▶ **Record set**
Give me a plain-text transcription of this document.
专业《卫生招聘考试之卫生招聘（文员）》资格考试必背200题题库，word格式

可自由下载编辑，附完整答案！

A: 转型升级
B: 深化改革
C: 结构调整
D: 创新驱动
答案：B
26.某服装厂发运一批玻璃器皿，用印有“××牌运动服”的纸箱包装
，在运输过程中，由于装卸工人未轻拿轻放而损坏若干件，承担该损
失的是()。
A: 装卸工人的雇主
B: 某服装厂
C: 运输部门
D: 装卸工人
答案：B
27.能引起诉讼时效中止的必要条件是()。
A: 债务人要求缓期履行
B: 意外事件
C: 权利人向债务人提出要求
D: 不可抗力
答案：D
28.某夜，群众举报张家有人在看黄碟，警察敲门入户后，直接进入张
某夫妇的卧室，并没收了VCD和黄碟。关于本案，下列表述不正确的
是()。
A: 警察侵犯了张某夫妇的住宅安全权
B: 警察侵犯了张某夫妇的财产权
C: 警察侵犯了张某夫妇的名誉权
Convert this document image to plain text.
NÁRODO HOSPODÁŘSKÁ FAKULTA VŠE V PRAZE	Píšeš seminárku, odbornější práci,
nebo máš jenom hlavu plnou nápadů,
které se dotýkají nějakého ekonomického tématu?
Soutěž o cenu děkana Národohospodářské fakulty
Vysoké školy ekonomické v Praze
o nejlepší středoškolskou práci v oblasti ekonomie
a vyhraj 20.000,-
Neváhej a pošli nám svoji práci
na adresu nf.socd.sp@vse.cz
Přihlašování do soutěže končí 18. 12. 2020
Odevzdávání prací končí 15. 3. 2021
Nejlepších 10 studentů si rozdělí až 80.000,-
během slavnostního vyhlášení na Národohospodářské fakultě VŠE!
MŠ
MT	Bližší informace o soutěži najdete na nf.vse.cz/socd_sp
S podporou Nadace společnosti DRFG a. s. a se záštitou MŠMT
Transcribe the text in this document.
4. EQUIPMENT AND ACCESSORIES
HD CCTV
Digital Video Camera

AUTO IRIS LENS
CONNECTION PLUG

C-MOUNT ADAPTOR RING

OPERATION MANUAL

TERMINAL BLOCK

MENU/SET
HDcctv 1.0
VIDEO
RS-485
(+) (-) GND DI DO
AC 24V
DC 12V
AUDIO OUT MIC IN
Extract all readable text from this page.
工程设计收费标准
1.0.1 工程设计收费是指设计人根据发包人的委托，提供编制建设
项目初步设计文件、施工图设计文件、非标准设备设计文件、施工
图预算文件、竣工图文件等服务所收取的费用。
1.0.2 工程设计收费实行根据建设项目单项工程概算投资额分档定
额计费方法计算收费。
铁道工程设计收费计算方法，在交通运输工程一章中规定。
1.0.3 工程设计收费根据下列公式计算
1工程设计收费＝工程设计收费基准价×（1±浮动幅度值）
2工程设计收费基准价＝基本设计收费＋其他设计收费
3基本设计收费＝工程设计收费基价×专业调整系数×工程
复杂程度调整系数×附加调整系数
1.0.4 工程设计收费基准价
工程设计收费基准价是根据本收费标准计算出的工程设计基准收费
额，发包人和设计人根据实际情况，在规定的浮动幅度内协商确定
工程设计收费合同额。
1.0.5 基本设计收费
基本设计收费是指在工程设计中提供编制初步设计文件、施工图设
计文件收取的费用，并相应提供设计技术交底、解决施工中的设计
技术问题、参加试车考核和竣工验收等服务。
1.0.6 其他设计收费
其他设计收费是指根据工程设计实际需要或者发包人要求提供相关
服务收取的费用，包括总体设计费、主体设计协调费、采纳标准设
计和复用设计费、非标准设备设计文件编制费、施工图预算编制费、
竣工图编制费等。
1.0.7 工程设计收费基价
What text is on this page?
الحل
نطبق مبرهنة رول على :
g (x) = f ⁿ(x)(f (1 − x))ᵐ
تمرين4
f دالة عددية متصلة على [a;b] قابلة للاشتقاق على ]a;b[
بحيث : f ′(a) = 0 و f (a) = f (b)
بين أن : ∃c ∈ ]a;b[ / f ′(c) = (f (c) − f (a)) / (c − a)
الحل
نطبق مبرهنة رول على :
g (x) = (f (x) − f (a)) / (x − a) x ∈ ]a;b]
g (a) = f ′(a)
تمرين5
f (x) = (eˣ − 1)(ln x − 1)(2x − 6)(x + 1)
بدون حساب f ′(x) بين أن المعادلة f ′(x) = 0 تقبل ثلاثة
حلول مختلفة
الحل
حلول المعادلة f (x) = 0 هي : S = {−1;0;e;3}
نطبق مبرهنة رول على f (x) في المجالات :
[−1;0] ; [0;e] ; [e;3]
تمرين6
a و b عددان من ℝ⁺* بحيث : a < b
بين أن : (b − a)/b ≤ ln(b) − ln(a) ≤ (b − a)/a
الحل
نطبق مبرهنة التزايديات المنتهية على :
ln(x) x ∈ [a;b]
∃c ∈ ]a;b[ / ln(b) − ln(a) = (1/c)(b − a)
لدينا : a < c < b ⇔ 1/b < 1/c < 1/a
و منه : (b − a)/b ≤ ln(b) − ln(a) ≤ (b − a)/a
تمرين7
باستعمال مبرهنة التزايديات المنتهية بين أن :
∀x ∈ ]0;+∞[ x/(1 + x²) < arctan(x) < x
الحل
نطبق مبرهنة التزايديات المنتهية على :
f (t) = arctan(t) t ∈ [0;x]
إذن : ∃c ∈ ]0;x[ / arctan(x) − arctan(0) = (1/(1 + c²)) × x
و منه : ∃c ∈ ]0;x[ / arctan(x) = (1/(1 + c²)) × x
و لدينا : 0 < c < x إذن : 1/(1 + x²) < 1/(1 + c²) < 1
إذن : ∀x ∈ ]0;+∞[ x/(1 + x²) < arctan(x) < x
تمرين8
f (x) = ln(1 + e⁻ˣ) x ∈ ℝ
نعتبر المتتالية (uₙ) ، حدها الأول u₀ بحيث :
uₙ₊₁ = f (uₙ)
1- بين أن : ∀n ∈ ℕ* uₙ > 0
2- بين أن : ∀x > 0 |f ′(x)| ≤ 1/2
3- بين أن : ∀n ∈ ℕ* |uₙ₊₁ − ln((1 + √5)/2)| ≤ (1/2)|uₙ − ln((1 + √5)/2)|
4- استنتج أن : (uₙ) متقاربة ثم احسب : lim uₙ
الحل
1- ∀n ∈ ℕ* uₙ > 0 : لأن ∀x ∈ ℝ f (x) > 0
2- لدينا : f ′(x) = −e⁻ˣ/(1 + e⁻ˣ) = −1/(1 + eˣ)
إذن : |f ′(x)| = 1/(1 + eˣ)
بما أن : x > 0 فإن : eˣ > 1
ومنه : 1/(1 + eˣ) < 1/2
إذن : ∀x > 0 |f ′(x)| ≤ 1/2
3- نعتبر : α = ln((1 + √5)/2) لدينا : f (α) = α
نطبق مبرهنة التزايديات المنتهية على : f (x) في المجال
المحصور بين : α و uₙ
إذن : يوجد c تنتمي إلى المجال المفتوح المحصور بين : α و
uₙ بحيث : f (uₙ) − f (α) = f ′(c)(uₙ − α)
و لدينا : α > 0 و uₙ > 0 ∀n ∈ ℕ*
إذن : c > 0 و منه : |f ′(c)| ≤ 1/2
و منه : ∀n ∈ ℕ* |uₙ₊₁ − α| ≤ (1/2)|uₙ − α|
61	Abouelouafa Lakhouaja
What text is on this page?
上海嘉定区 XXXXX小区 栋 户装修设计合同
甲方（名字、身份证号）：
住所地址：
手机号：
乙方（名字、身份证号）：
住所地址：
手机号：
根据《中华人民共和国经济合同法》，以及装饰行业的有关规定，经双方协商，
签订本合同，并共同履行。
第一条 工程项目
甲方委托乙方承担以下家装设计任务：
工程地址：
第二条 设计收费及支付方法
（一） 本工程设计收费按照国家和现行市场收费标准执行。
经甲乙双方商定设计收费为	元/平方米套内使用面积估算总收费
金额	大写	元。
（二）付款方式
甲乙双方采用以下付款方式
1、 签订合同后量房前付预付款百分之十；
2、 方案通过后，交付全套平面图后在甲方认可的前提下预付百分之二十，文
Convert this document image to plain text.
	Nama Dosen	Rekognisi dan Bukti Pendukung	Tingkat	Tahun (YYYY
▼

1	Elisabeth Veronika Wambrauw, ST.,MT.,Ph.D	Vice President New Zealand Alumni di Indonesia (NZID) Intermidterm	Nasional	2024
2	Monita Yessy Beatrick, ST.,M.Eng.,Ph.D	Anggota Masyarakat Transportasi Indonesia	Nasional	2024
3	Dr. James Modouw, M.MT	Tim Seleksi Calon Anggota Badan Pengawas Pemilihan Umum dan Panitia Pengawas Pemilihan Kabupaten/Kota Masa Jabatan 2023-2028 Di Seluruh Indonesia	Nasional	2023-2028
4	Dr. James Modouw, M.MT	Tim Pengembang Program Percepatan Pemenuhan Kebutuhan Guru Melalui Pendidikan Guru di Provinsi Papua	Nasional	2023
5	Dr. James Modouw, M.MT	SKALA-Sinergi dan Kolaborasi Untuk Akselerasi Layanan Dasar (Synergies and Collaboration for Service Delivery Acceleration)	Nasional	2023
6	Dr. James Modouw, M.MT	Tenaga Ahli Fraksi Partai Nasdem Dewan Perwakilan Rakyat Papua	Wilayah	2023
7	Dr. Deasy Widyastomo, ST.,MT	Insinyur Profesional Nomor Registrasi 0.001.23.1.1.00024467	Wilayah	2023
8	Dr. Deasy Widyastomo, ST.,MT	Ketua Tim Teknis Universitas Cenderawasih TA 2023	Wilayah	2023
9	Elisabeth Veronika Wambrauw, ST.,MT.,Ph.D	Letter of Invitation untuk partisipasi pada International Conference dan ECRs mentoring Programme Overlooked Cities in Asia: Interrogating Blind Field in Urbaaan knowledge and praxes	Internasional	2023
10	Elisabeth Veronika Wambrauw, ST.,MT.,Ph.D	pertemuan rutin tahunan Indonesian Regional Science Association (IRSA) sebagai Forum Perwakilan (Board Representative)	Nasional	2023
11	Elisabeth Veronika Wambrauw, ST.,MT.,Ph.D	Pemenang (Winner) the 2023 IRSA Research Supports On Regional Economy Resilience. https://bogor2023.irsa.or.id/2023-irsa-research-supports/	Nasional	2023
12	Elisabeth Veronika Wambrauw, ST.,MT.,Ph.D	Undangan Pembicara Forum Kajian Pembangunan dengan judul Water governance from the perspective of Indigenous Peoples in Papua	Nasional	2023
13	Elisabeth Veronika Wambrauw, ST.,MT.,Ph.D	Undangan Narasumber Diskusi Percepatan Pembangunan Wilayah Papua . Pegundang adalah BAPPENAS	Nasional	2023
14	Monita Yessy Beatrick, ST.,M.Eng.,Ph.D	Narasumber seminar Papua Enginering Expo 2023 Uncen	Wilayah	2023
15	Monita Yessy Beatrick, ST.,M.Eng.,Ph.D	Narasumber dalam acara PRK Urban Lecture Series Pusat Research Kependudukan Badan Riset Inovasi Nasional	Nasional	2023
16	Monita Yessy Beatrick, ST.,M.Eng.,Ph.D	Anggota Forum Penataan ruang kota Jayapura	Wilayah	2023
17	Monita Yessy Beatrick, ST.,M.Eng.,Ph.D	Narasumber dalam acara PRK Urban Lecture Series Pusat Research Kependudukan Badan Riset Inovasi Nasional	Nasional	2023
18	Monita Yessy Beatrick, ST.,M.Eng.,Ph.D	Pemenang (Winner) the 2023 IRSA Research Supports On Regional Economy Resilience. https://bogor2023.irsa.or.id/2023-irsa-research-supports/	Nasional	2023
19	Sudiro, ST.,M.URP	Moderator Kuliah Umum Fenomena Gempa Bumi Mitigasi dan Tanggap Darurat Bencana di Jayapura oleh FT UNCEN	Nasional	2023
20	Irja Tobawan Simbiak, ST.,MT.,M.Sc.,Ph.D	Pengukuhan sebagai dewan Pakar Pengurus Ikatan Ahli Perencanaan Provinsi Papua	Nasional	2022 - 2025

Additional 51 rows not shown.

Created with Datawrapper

▶ **To do**
Provide the count, and nothing else, of lines in the data above where the word "المعادلة" occurs.

▶ **Exercise answer**
2